#### DIRECTIONS FOR THIS TASK
Look through the data below and report how many lines include "kujon". Only the number should be given.
________________
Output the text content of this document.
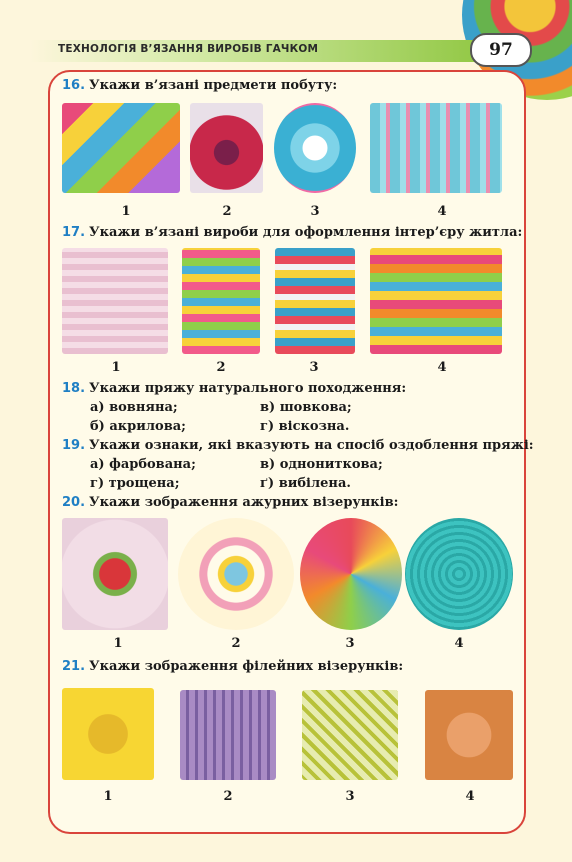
ТЕХНОЛОГІЯ В’ЯЗАННЯ ВИРОБІВ ГАЧКОМ	97
16. Укажи в’язані предмети побуту:
1	2	3	4
17. Укажи в’язані вироби для оформлення інтер’єру житла:
1	2	3	4
18. Укажи пряжу натурального походження:
а) вовняна;	в) шовкова;
б) акрилова;	г) віскозна.
19. Укажи ознаки, які вказують на спосіб оздоблення пряжі:
а) фарбована;	в) однониткова;
г) трощена;	ґ) вибілена.
20. Укажи зображення ажурних візерунків:
1	2	3	4
21. Укажи зображення філейних візерунків:
1	2	3	4
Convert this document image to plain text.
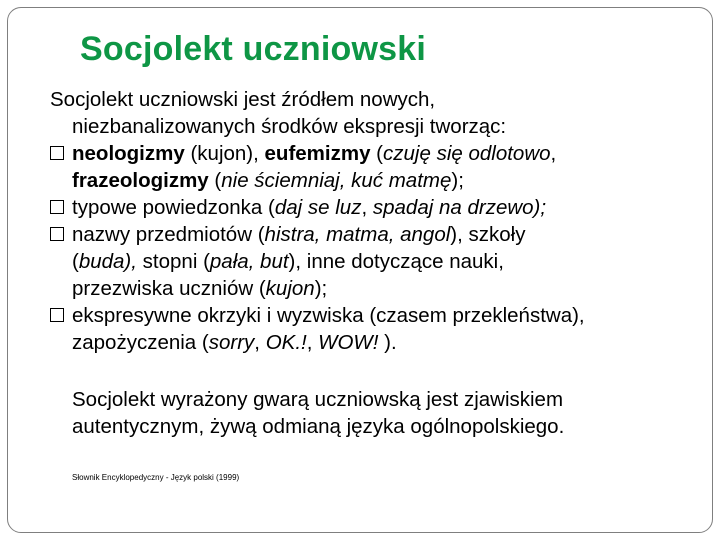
Socjolekt uczniowski
Socjolekt uczniowski jest źródłem nowych,
niezbanalizowanych środków ekspresji tworząc:
neologizmy (kujon), eufemizmy (czuję się odlotowo,
frazeologizmy (nie ściemniaj, kuć matmę);
typowe powiedzonka (daj se luz, spadaj na drzewo);
nazwy przedmiotów (histra, matma, angol), szkoły
(buda), stopni (pała, but), inne dotyczące nauki,
przezwiska uczniów (kujon);
ekspresywne okrzyki i wyzwiska (czasem przekleństwa),
zapożyczenia (sorry, OK.!, WOW! ).
Socjolekt wyrażony gwarą uczniowską jest zjawiskiem
autentycznym, żywą odmianą języka ogólnopolskiego.
Słownik Encyklopedyczny - Język polski (1999)
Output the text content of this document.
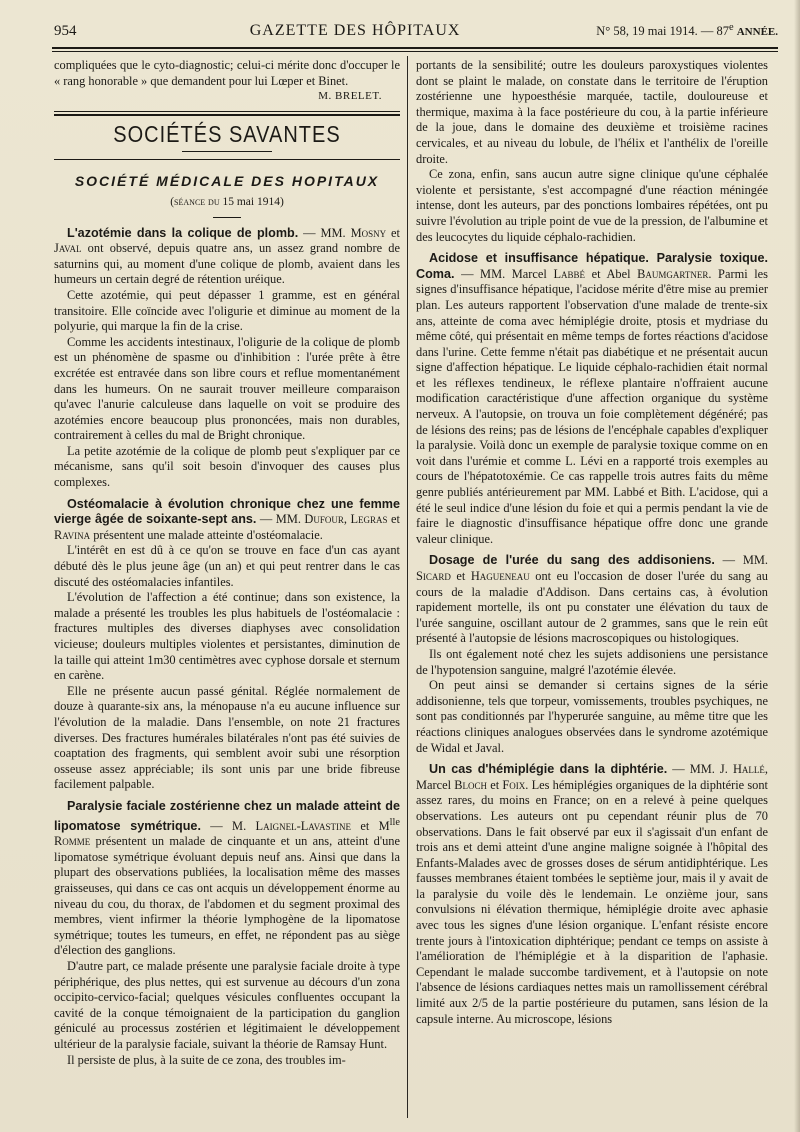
954	GAZETTE DES HÔPITAUX	N° 58, 19 mai 1914. — 87e ANNÉE.

compliquées que le cyto-diagnostic; celui-ci mérite donc d'occuper le « rang honorable » que demandent pour lui Lœper et Binet.

M. BRELET.
SOCIÉTÉS SAVANTES
SOCIÉTÉ MÉDICALE DES HOPITAUX
(séance du 15 mai 1914)

L'azotémie dans la colique de plomb. — MM. Mosny et Javal ont observé, depuis quatre ans, un assez grand nombre de saturnins qui, au moment d'une colique de plomb, avaient dans les humeurs un certain degré de rétention uréique.

Cette azotémie, qui peut dépasser 1 gramme, est en général transitoire. Elle coïncide avec l'oligurie et diminue au moment de la polyurie, qui marque la fin de la crise.

Comme les accidents intestinaux, l'oligurie de la colique de plomb est un phénomène de spasme ou d'inhibition : l'urée prête à être excrétée est entravée dans son libre cours et reflue momentanément dans les humeurs. On ne saurait trouver meilleure comparaison qu'avec l'anurie calculeuse dans laquelle on voit se produire des azotémies encore beaucoup plus prononcées, mais non durables, contrairement à celles du mal de Bright chronique.

La petite azotémie de la colique de plomb peut s'expliquer par ce mécanisme, sans qu'il soit besoin d'invoquer des causes plus complexes.

Ostéomalacie à évolution chronique chez une femme vierge âgée de soixante-sept ans. — MM. Dufour, Legras et Ravina présentent une malade atteinte d'ostéomalacie.

L'intérêt en est dû à ce qu'on se trouve en face d'un cas ayant débuté dès le plus jeune âge (un an) et qui peut rentrer dans le cas discuté des ostéomalacies infantiles.

L'évolution de l'affection a été continue; dans son existence, la malade a présenté les troubles les plus habituels de l'ostéomalacie : fractures multiples des diverses diaphyses avec consolidation vicieuse; douleurs multiples violentes et persistantes, diminution de la taille qui atteint 1m30 centimètres avec cyphose dorsale et sternum en carène.

Elle ne présente aucun passé génital. Réglée normalement de douze à quarante-six ans, la ménopause n'a eu aucune influence sur l'évolution de la maladie. Dans l'ensemble, on note 21 fractures diverses. Des fractures humérales bilatérales n'ont pas été suivies de coaptation des fragments, qui semblent avoir subi une résorption osseuse assez appréciable; ils sont unis par une bride fibreuse facilement palpable.

Paralysie faciale zostérienne chez un malade atteint de lipomatose symétrique. — M. Laignel-Lavastine et $M^{lle}$ Romme présentent un malade de cinquante et un ans, atteint d'une lipomatose symétrique évoluant depuis neuf ans. Ainsi que dans la plupart des observations publiées, la localisation même des masses graisseuses, qui dans ce cas ont acquis un développement énorme au niveau du cou, du thorax, de l'abdomen et du segment proximal des membres, vient infirmer la théorie lymphogène de la lipomatose symétrique; toutes les tumeurs, en effet, ne répondent pas au siège d'élection des ganglions.

D'autre part, ce malade présente une paralysie faciale droite à type périphérique, des plus nettes, qui est survenue au décours d'un zona occipito-cervico-facial; quelques vésicules confluentes occupant la cavité de la conque témoignaient de la participation du ganglion géniculé au processus zostérien et légitimaient le développement ultérieur de la paralysie faciale, suivant la théorie de Ramsay Hunt.

Il persiste de plus, à la suite de ce zona, des troubles im-

portants de la sensibilité; outre les douleurs paroxystiques violentes dont se plaint le malade, on constate dans le territoire de l'éruption zostérienne une hypoesthésie marquée, tactile, douloureuse et thermique, maxima à la face postérieure du cou, à la partie inférieure de la joue, dans le domaine des deuxième et troisième racines cervicales, et au niveau du lobule, de l'hélix et l'anthélix de l'oreille droite.

Ce zona, enfin, sans aucun autre signe clinique qu'une céphalée violente et persistante, s'est accompagné d'une réaction méningée intense, dont les auteurs, par des ponctions lombaires répétées, ont pu suivre l'évolution au triple point de vue de la pression, de l'albumine et des leucocytes du liquide céphalo-rachidien.

Acidose et insuffisance hépatique. Paralysie toxique. Coma. — MM. Marcel Labbé et Abel Baumgartner. Parmi les signes d'insuffisance hépatique, l'acidose mérite d'être mise au premier plan. Les auteurs rapportent l'observation d'une malade de trente-six ans, atteinte de coma avec hémiplégie droite, ptosis et mydriase du même côté, qui présentait en même temps de fortes réactions d'acidose dans l'urine. Cette femme n'était pas diabétique et ne présentait aucun signe d'affection hépatique. Le liquide céphalo-rachidien était normal et les réflexes tendineux, le réflexe plantaire n'offraient aucune modification caractéristique d'une affection organique du système nerveux. A l'autopsie, on trouva un foie complètement dégénéré; pas de lésions des reins; pas de lésions de l'encéphale capables d'expliquer la paralysie. Voilà donc un exemple de paralysie toxique comme on en voit dans l'urémie et comme L. Lévi en a rapporté trois exemples au cours de l'hépatotoxémie. Ce cas rappelle trois autres faits du même genre publiés antérieurement par MM. Labbé et Bith. L'acidose, qui a été le seul indice d'une lésion du foie et qui a permis pendant la vie de faire le diagnostic d'insuffisance hépatique offre donc une grande valeur clinique.

Dosage de l'urée du sang des addisoniens. — MM. Sicard et Hagueneau ont eu l'occasion de doser l'urée du sang au cours de la maladie d'Addison. Dans certains cas, à évolution rapidement mortelle, ils ont pu constater une élévation du taux de l'urée sanguine, oscillant autour de 2 grammes, sans que le rein eût présenté à l'autopsie de lésions macroscopiques ou histologiques.

Ils ont également noté chez les sujets addisoniens une persistance de l'hypotension sanguine, malgré l'azotémie élevée.

On peut ainsi se demander si certains signes de la série addisonienne, tels que torpeur, vomissements, troubles psychiques, ne sont pas conditionnés par l'hyperurée sanguine, au même titre que les réactions cliniques analogues observées dans le syndrome azotémique de Widal et Javal.

Un cas d'hémiplégie dans la diphtérie. — MM. J. Hallé, Marcel Bloch et Foix. Les hémiplégies organiques de la diphtérie sont assez rares, du moins en France; on en a relevé à peine quelques observations. Les auteurs ont pu cependant réunir plus de 70 observations. Dans le fait observé par eux il s'agissait d'un enfant de trois ans et demi atteint d'une angine maligne soignée à l'hôpital des Enfants-Malades avec de grosses doses de sérum antidiphtérique. Les fausses membranes étaient tombées le septième jour, mais il y avait de la paralysie du voile dès le lendemain. Le onzième jour, sans convulsions ni élévation thermique, hémiplégie droite avec aphasie avec tous les signes d'une lésion organique. L'enfant résiste encore trente jours à l'intoxication diphtérique; pendant ce temps on assiste à l'amélioration de l'hémiplégie et à la disparition de l'aphasie. Cependant le malade succombe tardivement, et à l'autopsie on note l'absence de lésions cardiaques nettes mais un ramollissement cérébral limité aux 2/5 de la partie postérieure du putamen, sans lésion de la capsule interne. Au microscope, lésions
________________
#### THE OUTPUT
2